- Listings of box coordinates
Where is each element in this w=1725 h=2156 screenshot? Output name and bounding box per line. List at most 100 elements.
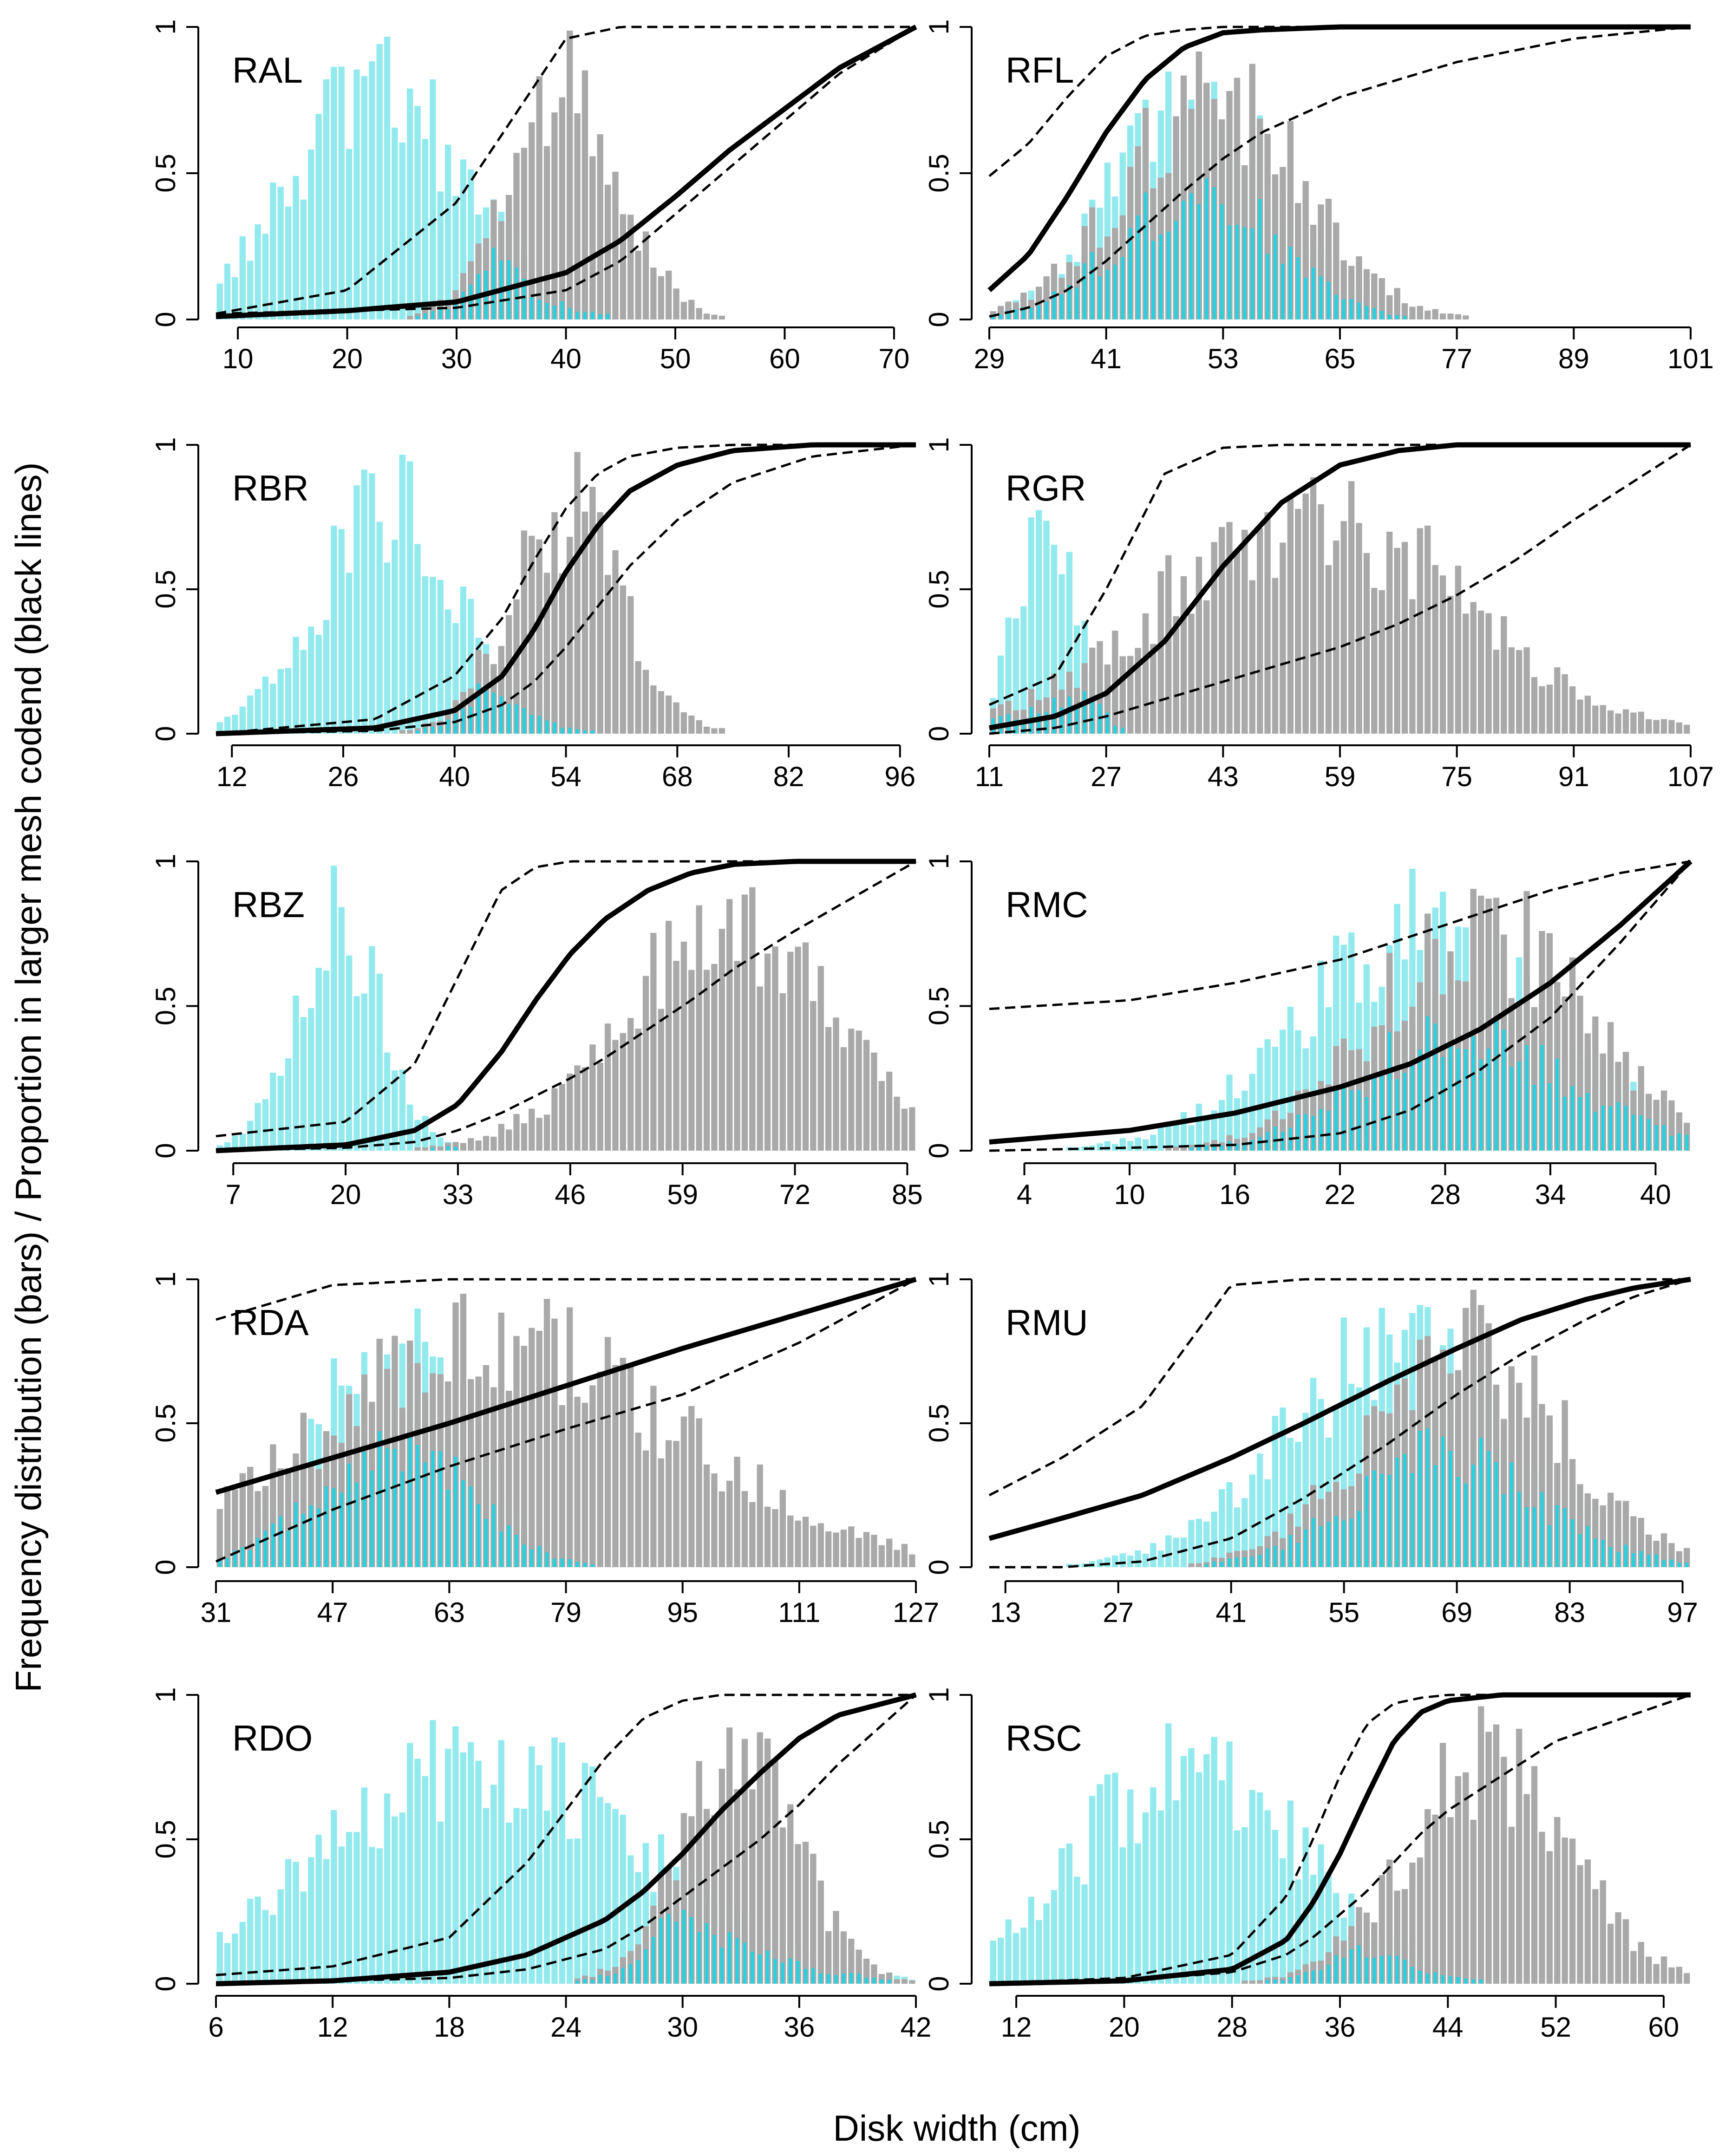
overlap-bar — [999, 314, 1002, 319]
larger-mesh-bar — [696, 905, 702, 1151]
larger-mesh-bar — [597, 1062, 603, 1151]
larger-mesh-bar — [1684, 1548, 1690, 1567]
x-tick-label: 42 — [901, 2012, 932, 2043]
larger-mesh-bar — [551, 512, 558, 734]
smaller-mesh-bar — [361, 76, 368, 319]
larger-mesh-bar — [878, 1081, 885, 1151]
larger-mesh-bar — [1424, 1809, 1431, 1984]
overlap-bar — [652, 1937, 655, 1984]
y-tick-label: 0.5 — [150, 1404, 181, 1442]
smaller-mesh-bar — [536, 1765, 542, 1984]
y-tick-label: 0 — [150, 312, 181, 327]
overlap-bar — [1235, 225, 1239, 319]
smaller-mesh-bar — [1180, 1112, 1187, 1151]
smaller-mesh-bar — [1112, 1772, 1118, 1984]
overlap-bar — [1441, 1057, 1444, 1151]
panel-label: RDO — [232, 1718, 313, 1759]
smaller-mesh-bar — [224, 263, 231, 319]
overlap-bar — [1395, 1955, 1399, 1984]
larger-mesh-bar — [1447, 596, 1454, 734]
larger-mesh-bar — [407, 730, 413, 734]
overlap-bar — [1281, 1550, 1285, 1567]
overlap-bar — [568, 308, 572, 319]
larger-mesh-bar — [909, 1554, 915, 1567]
smaller-mesh-bar — [997, 1937, 1004, 1984]
larger-mesh-bar — [521, 148, 528, 319]
overlap-bar — [591, 312, 595, 319]
y-axis-title: Frequency distribution (bars) / Proporti… — [8, 462, 49, 1693]
overlap-bar — [1205, 178, 1209, 319]
larger-mesh-bar — [574, 452, 581, 734]
larger-mesh-bar — [513, 1336, 520, 1567]
larger-mesh-bar — [1516, 1728, 1522, 1984]
x-tick-label: 33 — [443, 1179, 474, 1210]
panel-rmu: 0 0.5 1 13 27 41 55 69 83 97 RMU — [923, 1271, 1698, 1628]
larger-mesh-bar — [795, 946, 801, 1151]
overlap-bar — [865, 1977, 868, 1984]
smaller-mesh-bar — [460, 1752, 467, 1984]
overlap-bar — [446, 719, 450, 734]
overlap-bar — [1334, 1088, 1338, 1151]
larger-mesh-bar — [1157, 571, 1164, 734]
x-tick-label: 91 — [1558, 761, 1589, 792]
overlap-bar — [1357, 302, 1361, 319]
larger-mesh-bar — [1234, 550, 1241, 734]
smaller-mesh-bar — [331, 866, 337, 1151]
smaller-mesh-bar — [323, 620, 330, 734]
smaller-mesh-bar — [1249, 1074, 1255, 1151]
smaller-mesh-bar — [338, 907, 345, 1151]
smaller-mesh-bar — [399, 1812, 405, 1984]
smaller-mesh-bar — [315, 968, 322, 1151]
overlap-bar — [1304, 278, 1307, 319]
overlap-bar — [1312, 1970, 1315, 1984]
larger-mesh-bar — [1401, 303, 1408, 319]
smaller-mesh-bar — [444, 1749, 451, 1984]
overlap-bar — [1357, 1945, 1361, 1984]
overlap-bar — [1449, 1451, 1452, 1567]
larger-mesh-bar — [551, 112, 558, 319]
larger-mesh-bar — [597, 134, 603, 319]
larger-mesh-bar — [567, 30, 573, 319]
overlap-bar — [1220, 1561, 1223, 1567]
larger-mesh-bar — [1447, 1817, 1454, 1984]
smaller-mesh-bar — [392, 1816, 398, 1984]
larger-mesh-bar — [612, 1365, 619, 1567]
smaller-mesh-bar — [353, 996, 360, 1151]
overlap-bar — [1540, 1492, 1544, 1567]
overlap-bar — [1380, 311, 1384, 319]
larger-mesh-bar — [772, 946, 778, 1151]
larger-mesh-bar — [787, 1804, 794, 1984]
larger-mesh-bar — [688, 970, 695, 1151]
smaller-mesh-bar — [1203, 1521, 1210, 1567]
overlap-bar — [1517, 1492, 1521, 1567]
larger-mesh-bar — [505, 1129, 512, 1151]
larger-mesh-bar — [726, 1727, 733, 1984]
overlap-bar — [1106, 712, 1109, 734]
larger-mesh-bar — [1386, 295, 1393, 319]
overlap-bar — [431, 726, 435, 734]
larger-mesh-bar — [1173, 616, 1179, 734]
smaller-mesh-bar — [331, 67, 337, 319]
x-tick-label: 63 — [434, 1597, 465, 1628]
y-tick-label: 0 — [150, 1559, 181, 1575]
overlap-bar — [1274, 1127, 1277, 1151]
larger-mesh-bar — [1554, 667, 1561, 734]
smaller-mesh-bar — [1196, 1518, 1202, 1567]
overlap-bar — [1548, 1083, 1551, 1151]
larger-mesh-bar — [1546, 684, 1553, 734]
larger-mesh-bar — [1417, 1857, 1424, 1984]
x-tick-label: 30 — [441, 343, 472, 374]
larger-mesh-bar — [688, 300, 695, 319]
larger-mesh-bar — [597, 1371, 603, 1567]
overlap-bar — [1327, 1522, 1330, 1567]
overlap-bar — [1121, 728, 1124, 734]
smaller-mesh-bar — [232, 715, 238, 734]
overlap-bar — [1098, 276, 1102, 319]
x-tick-label: 41 — [1215, 1597, 1247, 1628]
larger-mesh-bar — [1569, 686, 1576, 734]
overlap-bar — [537, 1546, 541, 1567]
larger-mesh-bar — [1577, 699, 1583, 734]
overlap-bar — [560, 301, 564, 319]
larger-mesh-bar — [551, 1318, 558, 1567]
larger-mesh-bar — [1569, 1838, 1576, 1984]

- WHAT THE TASK ASKS
Reproduce verbatim the lines of the material beginning with the line that contains "overlap-bar — [999, 314, 1002, 319]" and continuing through the line that contains "overlap-bar — [591, 312, 595, 319]", including both of those lines.

- ANSWER FOR THE TASK
overlap-bar — [999, 314, 1002, 319]
larger-mesh-bar — [696, 905, 702, 1151]
larger-mesh-bar — [597, 1062, 603, 1151]
larger-mesh-bar — [1684, 1548, 1690, 1567]
x-tick-label: 42 — [901, 2012, 932, 2043]
larger-mesh-bar — [551, 512, 558, 734]
smaller-mesh-bar — [361, 76, 368, 319]
larger-mesh-bar — [878, 1081, 885, 1151]
larger-mesh-bar — [1424, 1809, 1431, 1984]
overlap-bar — [652, 1937, 655, 1984]
y-tick-label: 0.5 — [150, 1404, 181, 1442]
smaller-mesh-bar — [536, 1765, 542, 1984]
y-tick-label: 0 — [150, 312, 181, 327]
overlap-bar — [1235, 225, 1239, 319]
smaller-mesh-bar — [1180, 1112, 1187, 1151]
smaller-mesh-bar — [1112, 1772, 1118, 1984]
overlap-bar — [1441, 1057, 1444, 1151]
panel-label: RDO — [232, 1718, 313, 1759]
smaller-mesh-bar — [224, 263, 231, 319]
overlap-bar — [1395, 1955, 1399, 1984]
larger-mesh-bar — [1447, 596, 1454, 734]
larger-mesh-bar — [407, 730, 413, 734]
overlap-bar — [1281, 1550, 1285, 1567]
overlap-bar — [568, 308, 572, 319]
larger-mesh-bar — [909, 1554, 915, 1567]
smaller-mesh-bar — [997, 1937, 1004, 1984]
larger-mesh-bar — [521, 148, 528, 319]
overlap-bar — [591, 312, 595, 319]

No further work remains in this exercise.